Return every line of the data below that includes the string "графы".

--*--

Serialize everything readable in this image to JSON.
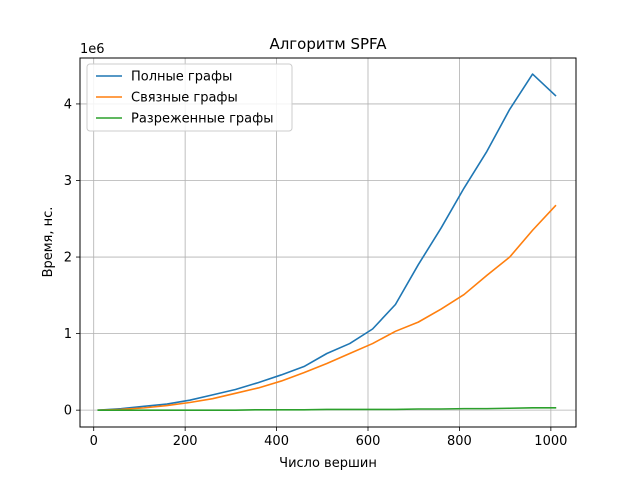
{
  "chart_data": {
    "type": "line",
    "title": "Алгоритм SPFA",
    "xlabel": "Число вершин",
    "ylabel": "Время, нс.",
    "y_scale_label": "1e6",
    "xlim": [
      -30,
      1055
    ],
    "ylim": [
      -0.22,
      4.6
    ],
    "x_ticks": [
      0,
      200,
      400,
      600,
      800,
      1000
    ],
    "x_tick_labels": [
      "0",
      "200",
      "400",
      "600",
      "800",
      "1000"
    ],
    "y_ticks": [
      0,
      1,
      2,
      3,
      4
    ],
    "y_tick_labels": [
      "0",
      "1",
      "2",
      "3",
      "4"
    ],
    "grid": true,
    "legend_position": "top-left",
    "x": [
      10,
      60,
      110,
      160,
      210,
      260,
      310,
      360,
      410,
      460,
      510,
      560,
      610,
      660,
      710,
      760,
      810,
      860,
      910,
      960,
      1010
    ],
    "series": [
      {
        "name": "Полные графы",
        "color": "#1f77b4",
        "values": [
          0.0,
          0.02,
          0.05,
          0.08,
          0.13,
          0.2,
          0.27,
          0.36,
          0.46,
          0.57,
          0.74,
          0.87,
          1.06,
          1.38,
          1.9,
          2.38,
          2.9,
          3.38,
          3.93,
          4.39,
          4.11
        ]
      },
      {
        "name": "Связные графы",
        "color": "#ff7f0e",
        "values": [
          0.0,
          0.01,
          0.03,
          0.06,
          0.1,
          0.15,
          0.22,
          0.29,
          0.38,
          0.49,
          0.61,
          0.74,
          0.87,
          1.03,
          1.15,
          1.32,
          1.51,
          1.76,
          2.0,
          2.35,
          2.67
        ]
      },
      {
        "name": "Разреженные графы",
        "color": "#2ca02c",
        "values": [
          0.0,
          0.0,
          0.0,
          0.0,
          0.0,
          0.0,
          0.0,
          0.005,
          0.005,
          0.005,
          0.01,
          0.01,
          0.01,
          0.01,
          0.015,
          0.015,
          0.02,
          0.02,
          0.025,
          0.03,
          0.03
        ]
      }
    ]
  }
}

--*--

▶ _Correct answer_:
        "name": "Полные графы",
        "name": "Связные графы",
        "name": "Разреженные графы",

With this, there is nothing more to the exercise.